Retype every entry word for word.

--- Start of DATA FOR THE TASK ---

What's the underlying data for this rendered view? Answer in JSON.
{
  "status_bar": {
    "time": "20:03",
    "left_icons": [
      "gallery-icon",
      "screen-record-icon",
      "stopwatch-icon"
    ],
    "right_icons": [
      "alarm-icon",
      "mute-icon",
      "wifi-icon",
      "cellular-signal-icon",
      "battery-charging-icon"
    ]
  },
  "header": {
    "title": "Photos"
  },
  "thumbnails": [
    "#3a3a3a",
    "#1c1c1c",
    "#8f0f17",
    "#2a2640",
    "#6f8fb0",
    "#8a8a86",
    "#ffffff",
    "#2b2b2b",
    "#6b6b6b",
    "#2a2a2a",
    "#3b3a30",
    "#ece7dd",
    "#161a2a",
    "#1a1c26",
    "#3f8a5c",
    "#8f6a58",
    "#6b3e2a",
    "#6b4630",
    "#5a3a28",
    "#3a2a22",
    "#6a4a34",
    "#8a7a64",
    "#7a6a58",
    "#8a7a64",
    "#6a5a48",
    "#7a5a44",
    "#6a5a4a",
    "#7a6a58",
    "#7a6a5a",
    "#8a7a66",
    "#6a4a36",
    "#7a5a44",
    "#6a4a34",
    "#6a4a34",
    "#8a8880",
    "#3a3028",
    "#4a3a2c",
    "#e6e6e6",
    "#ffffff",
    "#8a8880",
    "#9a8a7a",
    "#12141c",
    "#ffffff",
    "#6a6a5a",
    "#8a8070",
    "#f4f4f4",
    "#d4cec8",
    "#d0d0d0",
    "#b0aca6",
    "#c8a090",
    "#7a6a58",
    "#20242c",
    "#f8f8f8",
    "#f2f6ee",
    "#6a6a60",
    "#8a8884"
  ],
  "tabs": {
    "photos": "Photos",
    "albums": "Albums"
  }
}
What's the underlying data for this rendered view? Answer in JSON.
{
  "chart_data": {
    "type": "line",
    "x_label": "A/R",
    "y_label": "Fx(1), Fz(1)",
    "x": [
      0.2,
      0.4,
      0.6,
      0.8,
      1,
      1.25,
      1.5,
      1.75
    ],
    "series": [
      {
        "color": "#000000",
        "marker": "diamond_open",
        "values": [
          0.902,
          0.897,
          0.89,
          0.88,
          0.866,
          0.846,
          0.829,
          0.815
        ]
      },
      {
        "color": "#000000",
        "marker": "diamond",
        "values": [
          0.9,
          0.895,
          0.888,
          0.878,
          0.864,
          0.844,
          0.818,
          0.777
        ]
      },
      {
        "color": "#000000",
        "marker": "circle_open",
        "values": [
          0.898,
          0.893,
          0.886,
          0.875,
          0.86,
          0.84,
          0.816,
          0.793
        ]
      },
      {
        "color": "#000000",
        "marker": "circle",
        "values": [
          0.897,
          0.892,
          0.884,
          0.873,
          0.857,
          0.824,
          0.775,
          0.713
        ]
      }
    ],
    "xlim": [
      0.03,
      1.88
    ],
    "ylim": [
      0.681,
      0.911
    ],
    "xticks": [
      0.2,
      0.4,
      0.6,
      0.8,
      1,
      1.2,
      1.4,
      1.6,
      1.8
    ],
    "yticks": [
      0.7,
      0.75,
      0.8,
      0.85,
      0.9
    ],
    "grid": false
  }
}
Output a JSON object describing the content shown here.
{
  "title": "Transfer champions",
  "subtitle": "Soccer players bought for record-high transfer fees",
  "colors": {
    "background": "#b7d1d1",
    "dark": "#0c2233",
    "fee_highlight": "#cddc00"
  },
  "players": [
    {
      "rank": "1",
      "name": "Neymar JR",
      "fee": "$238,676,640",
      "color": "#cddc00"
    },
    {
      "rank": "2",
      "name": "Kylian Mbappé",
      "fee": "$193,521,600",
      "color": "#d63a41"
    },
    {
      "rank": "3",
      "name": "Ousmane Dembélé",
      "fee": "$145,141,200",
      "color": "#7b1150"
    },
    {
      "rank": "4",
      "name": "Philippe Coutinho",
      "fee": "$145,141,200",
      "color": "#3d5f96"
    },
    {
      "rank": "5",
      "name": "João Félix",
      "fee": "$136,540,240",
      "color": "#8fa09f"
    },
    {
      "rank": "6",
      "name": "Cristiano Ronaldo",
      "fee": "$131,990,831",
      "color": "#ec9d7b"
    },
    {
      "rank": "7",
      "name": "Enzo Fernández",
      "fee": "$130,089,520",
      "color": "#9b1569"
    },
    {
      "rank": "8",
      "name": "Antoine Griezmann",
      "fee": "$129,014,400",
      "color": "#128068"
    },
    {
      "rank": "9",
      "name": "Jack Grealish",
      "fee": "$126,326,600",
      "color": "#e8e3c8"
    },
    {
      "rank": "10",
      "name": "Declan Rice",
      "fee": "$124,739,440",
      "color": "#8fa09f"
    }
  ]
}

--- End of DATA FOR THE TASK ---

SOLUTION FOR THIS PROBLEM:
What's the underlying data for this rendered view? Answer in JSON.
{
  "status_bar": {
    "time": "20:03",
    "left_icons": [
      "gallery-icon",
      "screen-record-icon",
      "stopwatch-icon"
    ],
    "right_icons": [
      "alarm-icon",
      "mute-icon",
      "wifi-icon",
      "cellular-signal-icon",
      "battery-charging-icon"
    ]
  },
  "header": {
    "title": "Photos"
  },
  "thumbnails": [
    "#3a3a3a",
    "#1c1c1c",
    "#8f0f17",
    "#2a2640",
    "#6f8fb0",
    "#8a8a86",
    "#ffffff",
    "#2b2b2b",
    "#6b6b6b",
    "#2a2a2a",
    "#3b3a30",
    "#ece7dd",
    "#161a2a",
    "#1a1c26",
    "#3f8a5c",
    "#8f6a58",
    "#6b3e2a",
    "#6b4630",
    "#5a3a28",
    "#3a2a22",
    "#6a4a34",
    "#8a7a64",
    "#7a6a58",
    "#8a7a64",
    "#6a5a48",
    "#7a5a44",
    "#6a5a4a",
    "#7a6a58",
    "#7a6a5a",
    "#8a7a66",
    "#6a4a36",
    "#7a5a44",
    "#6a4a34",
    "#6a4a34",
    "#8a8880",
    "#3a3028",
    "#4a3a2c",
    "#e6e6e6",
    "#ffffff",
    "#8a8880",
    "#9a8a7a",
    "#12141c",
    "#ffffff",
    "#6a6a5a",
    "#8a8070",
    "#f4f4f4",
    "#d4cec8",
    "#d0d0d0",
    "#b0aca6",
    "#c8a090",
    "#7a6a58",
    "#20242c",
    "#f8f8f8",
    "#f2f6ee",
    "#6a6a60",
    "#8a8884"
  ],
  "tabs": {
    "photos": "Photos",
    "albums": "Albums"
  }
}
What's the underlying data for this rendered view? Answer in JSON.
{
  "chart_data": {
    "type": "line",
    "x_label": "A/R",
    "y_label": "Fx(1), Fz(1)",
    "x": [
      0.2,
      0.4,
      0.6,
      0.8,
      1,
      1.25,
      1.5,
      1.75
    ],
    "series": [
      {
        "color": "#000000",
        "marker": "diamond_open",
        "values": [
          0.902,
          0.897,
          0.89,
          0.88,
          0.866,
          0.846,
          0.829,
          0.815
        ]
      },
      {
        "color": "#000000",
        "marker": "diamond",
        "values": [
          0.9,
          0.895,
          0.888,
          0.878,
          0.864,
          0.844,
          0.818,
          0.777
        ]
      },
      {
        "color": "#000000",
        "marker": "circle_open",
        "values": [
          0.898,
          0.893,
          0.886,
          0.875,
          0.86,
          0.84,
          0.816,
          0.793
        ]
      },
      {
        "color": "#000000",
        "marker": "circle",
        "values": [
          0.897,
          0.892,
          0.884,
          0.873,
          0.857,
          0.824,
          0.775,
          0.713
        ]
      }
    ],
    "xlim": [
      0.03,
      1.88
    ],
    "ylim": [
      0.681,
      0.911
    ],
    "xticks": [
      0.2,
      0.4,
      0.6,
      0.8,
      1,
      1.2,
      1.4,
      1.6,
      1.8
    ],
    "yticks": [
      0.7,
      0.75,
      0.8,
      0.85,
      0.9
    ],
    "grid": false
  }
}
Output a JSON object describing the content shown here.
{
  "title": "Transfer champions",
  "subtitle": "Soccer players bought for record-high transfer fees",
  "colors": {
    "background": "#b7d1d1",
    "dark": "#0c2233",
    "fee_highlight": "#cddc00"
  },
  "players": [
    {
      "rank": "1",
      "name": "Neymar JR",
      "fee": "$238,676,640",
      "color": "#cddc00"
    },
    {
      "rank": "2",
      "name": "Kylian Mbappé",
      "fee": "$193,521,600",
      "color": "#d63a41"
    },
    {
      "rank": "3",
      "name": "Ousmane Dembélé",
      "fee": "$145,141,200",
      "color": "#7b1150"
    },
    {
      "rank": "4",
      "name": "Philippe Coutinho",
      "fee": "$145,141,200",
      "color": "#3d5f96"
    },
    {
      "rank": "5",
      "name": "João Félix",
      "fee": "$136,540,240",
      "color": "#8fa09f"
    },
    {
      "rank": "6",
      "name": "Cristiano Ronaldo",
      "fee": "$131,990,831",
      "color": "#ec9d7b"
    },
    {
      "rank": "7",
      "name": "Enzo Fernández",
      "fee": "$130,089,520",
      "color": "#9b1569"
    },
    {
      "rank": "8",
      "name": "Antoine Griezmann",
      "fee": "$129,014,400",
      "color": "#128068"
    },
    {
      "rank": "9",
      "name": "Jack Grealish",
      "fee": "$126,326,600",
      "color": "#e8e3c8"
    },
    {
      "rank": "10",
      "name": "Declan Rice",
      "fee": "$124,739,440",
      "color": "#8fa09f"
    }
  ]
}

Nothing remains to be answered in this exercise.